Keep only the lines of the listing that include the word "this", and copy them.

-- Dataset extract start --

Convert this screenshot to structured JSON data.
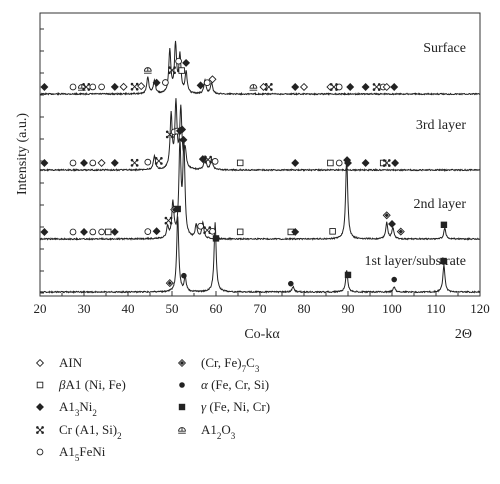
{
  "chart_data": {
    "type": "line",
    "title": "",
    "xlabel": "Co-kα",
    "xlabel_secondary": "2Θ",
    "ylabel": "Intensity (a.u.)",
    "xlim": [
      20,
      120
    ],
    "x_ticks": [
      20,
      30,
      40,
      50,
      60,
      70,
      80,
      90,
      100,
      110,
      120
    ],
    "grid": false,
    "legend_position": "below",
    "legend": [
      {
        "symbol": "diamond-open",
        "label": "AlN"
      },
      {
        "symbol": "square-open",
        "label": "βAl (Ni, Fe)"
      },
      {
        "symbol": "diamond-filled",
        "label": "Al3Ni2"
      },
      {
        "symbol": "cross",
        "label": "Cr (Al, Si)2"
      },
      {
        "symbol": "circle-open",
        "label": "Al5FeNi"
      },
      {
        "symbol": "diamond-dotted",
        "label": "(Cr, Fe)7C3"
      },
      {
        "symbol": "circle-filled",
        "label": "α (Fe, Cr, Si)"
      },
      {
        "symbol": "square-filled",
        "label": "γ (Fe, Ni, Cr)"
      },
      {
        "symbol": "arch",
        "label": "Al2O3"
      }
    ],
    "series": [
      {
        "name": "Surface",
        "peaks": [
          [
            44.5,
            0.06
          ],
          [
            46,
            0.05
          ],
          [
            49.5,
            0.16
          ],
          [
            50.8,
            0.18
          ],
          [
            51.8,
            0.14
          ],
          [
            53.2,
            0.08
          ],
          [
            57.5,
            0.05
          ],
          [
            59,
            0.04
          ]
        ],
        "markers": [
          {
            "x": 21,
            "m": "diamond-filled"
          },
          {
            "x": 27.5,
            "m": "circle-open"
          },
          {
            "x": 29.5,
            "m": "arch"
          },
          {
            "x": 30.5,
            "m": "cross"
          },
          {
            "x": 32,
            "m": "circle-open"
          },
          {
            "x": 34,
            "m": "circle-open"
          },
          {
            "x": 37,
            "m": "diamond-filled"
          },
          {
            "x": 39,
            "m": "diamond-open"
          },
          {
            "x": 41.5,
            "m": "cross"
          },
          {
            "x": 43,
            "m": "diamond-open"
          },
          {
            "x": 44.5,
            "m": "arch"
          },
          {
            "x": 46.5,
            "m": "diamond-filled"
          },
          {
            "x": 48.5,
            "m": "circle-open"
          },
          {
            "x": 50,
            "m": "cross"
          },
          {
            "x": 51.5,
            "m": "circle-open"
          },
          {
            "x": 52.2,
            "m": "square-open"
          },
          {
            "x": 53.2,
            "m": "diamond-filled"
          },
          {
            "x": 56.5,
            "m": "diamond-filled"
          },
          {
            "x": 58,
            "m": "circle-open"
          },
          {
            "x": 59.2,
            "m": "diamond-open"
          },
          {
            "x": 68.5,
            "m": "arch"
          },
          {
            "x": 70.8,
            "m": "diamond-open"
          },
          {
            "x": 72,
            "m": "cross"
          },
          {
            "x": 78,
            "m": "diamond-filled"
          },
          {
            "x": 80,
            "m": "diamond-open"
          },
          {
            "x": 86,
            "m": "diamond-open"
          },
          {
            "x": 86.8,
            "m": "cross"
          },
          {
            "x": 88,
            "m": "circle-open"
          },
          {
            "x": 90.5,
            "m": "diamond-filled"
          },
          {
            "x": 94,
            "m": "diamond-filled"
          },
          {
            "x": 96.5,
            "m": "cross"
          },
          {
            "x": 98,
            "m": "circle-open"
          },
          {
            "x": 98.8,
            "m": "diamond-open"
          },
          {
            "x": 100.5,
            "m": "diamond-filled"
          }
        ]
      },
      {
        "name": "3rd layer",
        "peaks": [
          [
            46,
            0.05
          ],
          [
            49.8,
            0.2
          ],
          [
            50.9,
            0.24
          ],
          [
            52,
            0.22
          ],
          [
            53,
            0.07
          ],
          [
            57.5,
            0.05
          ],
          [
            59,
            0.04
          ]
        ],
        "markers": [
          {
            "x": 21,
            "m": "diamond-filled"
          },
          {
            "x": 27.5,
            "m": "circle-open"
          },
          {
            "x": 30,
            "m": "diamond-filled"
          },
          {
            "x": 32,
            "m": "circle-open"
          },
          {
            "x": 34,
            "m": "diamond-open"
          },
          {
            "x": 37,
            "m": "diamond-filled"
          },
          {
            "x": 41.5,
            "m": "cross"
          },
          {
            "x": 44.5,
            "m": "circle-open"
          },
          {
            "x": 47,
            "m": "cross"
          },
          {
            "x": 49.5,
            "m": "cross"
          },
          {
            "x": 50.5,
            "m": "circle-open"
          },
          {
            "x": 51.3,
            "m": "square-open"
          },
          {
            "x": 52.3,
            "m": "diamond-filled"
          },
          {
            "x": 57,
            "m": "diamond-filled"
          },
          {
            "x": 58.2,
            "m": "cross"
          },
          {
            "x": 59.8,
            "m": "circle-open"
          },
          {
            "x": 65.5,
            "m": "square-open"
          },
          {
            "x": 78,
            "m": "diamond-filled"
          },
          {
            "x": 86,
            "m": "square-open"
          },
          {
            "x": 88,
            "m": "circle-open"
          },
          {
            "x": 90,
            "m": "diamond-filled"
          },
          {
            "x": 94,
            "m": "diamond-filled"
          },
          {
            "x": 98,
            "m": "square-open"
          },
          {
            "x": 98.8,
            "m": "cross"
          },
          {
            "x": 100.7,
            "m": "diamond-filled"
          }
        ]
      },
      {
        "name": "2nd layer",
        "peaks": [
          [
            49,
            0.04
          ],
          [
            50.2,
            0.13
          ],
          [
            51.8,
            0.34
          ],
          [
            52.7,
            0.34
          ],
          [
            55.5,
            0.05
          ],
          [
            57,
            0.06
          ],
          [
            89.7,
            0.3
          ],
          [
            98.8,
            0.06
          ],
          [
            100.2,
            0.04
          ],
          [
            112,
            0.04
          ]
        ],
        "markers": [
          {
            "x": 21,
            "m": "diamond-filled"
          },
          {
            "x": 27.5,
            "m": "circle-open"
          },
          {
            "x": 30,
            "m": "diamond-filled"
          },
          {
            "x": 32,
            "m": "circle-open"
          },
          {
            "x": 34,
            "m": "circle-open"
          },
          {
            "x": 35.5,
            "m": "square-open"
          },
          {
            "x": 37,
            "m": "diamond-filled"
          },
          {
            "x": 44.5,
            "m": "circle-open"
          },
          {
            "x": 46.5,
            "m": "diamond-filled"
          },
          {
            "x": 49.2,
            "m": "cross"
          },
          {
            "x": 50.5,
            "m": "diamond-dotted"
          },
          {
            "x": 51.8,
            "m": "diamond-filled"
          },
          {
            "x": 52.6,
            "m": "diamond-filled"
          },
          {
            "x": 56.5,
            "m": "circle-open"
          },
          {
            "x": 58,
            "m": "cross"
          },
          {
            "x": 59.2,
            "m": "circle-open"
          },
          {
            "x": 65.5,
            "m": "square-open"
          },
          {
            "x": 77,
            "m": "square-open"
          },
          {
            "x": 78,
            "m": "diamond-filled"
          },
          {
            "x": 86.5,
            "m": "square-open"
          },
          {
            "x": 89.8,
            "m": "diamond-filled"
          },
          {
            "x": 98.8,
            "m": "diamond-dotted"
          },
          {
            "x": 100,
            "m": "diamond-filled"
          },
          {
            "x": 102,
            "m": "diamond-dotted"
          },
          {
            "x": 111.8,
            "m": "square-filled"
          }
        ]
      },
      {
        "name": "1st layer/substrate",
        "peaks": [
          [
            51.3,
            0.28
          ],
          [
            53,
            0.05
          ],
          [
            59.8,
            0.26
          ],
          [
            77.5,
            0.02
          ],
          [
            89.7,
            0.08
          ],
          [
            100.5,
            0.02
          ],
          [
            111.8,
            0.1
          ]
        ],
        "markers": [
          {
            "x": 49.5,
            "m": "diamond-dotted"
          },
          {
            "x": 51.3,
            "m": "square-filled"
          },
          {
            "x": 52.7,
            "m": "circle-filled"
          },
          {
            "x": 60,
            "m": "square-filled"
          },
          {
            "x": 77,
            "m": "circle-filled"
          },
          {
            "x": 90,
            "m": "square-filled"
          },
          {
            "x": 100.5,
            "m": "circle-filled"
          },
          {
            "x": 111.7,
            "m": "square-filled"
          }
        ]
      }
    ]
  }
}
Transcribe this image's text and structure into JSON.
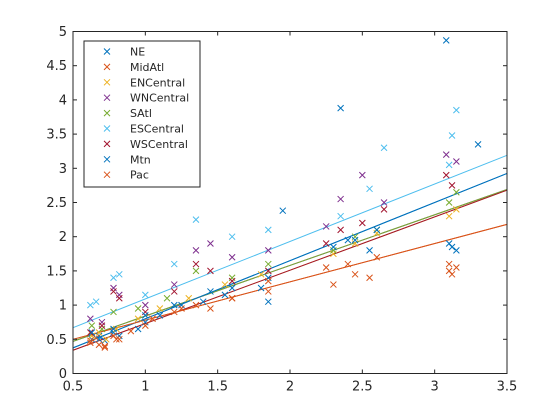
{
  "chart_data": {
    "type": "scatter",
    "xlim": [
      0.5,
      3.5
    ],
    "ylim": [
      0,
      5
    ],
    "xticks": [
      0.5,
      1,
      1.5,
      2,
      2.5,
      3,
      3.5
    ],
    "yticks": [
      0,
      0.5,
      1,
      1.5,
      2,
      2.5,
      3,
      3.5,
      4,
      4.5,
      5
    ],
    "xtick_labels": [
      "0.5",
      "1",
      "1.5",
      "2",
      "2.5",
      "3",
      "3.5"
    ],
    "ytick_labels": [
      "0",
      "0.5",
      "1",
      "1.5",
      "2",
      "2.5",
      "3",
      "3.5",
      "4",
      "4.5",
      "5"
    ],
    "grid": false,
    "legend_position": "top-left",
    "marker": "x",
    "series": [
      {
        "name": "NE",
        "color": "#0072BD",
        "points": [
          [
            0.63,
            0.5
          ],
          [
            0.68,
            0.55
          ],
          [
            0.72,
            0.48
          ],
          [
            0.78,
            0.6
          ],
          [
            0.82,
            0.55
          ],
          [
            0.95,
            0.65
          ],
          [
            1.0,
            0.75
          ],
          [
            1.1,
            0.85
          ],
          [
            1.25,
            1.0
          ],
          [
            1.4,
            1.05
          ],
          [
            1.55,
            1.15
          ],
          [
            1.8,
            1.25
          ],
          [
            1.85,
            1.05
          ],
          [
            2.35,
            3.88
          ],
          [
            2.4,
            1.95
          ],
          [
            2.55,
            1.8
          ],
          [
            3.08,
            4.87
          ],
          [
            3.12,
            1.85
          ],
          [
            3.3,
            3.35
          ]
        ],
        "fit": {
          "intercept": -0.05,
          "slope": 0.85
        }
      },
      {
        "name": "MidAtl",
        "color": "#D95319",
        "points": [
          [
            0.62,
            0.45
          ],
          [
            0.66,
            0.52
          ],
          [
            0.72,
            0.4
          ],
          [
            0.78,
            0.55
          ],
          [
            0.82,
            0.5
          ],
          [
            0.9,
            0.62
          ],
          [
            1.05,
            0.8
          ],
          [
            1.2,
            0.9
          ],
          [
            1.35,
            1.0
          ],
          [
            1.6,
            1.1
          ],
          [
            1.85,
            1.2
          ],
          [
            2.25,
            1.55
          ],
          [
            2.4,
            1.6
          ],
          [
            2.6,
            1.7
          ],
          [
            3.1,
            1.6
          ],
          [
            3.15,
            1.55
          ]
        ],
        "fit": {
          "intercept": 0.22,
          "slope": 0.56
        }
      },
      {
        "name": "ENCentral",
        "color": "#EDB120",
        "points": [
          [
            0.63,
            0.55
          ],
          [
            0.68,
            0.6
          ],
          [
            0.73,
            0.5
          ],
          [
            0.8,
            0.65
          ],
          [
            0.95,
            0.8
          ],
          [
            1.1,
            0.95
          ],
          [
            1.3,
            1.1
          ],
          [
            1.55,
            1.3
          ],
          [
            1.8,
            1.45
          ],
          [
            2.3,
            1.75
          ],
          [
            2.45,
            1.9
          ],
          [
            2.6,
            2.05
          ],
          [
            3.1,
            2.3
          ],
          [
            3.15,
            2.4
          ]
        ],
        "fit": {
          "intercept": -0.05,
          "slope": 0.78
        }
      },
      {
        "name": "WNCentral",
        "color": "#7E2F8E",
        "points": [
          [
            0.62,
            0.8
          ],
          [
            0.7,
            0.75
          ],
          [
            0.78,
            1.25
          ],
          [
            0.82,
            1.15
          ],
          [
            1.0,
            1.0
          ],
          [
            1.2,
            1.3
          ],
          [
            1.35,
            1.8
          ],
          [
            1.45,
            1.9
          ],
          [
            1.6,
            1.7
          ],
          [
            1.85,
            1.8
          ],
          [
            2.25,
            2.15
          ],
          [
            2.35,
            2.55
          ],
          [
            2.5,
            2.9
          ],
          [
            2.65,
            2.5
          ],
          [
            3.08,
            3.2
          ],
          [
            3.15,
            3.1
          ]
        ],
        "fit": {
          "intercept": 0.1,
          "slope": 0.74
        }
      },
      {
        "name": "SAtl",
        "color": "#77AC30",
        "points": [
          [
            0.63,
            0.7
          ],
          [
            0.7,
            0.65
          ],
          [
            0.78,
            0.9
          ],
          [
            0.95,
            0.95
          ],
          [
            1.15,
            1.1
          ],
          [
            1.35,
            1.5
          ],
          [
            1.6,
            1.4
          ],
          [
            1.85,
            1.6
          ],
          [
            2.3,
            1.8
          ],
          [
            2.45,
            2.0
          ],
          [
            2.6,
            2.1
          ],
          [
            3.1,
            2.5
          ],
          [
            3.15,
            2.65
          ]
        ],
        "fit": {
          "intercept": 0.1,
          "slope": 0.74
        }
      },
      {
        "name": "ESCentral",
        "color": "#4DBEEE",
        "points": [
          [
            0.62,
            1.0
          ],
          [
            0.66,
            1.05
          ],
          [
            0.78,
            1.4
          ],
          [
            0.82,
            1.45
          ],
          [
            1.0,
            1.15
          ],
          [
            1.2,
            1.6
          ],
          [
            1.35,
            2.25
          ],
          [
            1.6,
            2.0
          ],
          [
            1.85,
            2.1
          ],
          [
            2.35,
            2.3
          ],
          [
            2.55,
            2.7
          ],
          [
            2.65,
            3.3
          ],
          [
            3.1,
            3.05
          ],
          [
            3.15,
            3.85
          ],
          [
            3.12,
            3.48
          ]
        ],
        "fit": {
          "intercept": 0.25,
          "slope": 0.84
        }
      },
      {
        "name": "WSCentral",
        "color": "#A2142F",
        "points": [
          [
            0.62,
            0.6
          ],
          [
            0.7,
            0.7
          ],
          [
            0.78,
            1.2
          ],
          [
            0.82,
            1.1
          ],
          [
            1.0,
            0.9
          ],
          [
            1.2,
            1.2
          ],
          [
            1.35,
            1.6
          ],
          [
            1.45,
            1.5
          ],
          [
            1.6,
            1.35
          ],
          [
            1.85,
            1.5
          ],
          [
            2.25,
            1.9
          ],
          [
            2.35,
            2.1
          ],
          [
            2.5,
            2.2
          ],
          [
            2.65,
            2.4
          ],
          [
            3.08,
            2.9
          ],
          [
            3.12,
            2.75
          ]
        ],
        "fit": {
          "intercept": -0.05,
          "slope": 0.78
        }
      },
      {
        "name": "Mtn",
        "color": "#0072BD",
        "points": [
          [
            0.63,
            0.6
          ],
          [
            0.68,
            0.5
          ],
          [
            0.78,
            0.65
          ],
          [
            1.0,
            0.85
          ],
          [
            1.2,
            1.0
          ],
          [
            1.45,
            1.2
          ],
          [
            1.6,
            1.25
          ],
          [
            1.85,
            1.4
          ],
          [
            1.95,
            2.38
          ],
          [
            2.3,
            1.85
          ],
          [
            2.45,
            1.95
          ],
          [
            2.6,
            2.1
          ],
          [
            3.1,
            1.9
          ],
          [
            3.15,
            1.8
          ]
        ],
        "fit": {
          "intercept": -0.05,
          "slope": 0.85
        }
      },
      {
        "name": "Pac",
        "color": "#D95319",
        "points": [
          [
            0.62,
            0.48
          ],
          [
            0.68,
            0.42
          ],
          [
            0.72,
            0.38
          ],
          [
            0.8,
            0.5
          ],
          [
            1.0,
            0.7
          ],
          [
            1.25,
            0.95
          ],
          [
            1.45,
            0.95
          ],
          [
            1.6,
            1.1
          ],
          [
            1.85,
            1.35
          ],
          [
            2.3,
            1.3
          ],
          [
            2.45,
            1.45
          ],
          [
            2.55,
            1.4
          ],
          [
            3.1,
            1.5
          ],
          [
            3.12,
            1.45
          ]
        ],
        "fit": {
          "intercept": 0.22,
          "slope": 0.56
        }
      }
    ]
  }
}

-- Dataset extract end --

- [Solution to the exercise]:
Convert this screenshot to structured JSON data.
Transcribe this image's text and structure into JSON.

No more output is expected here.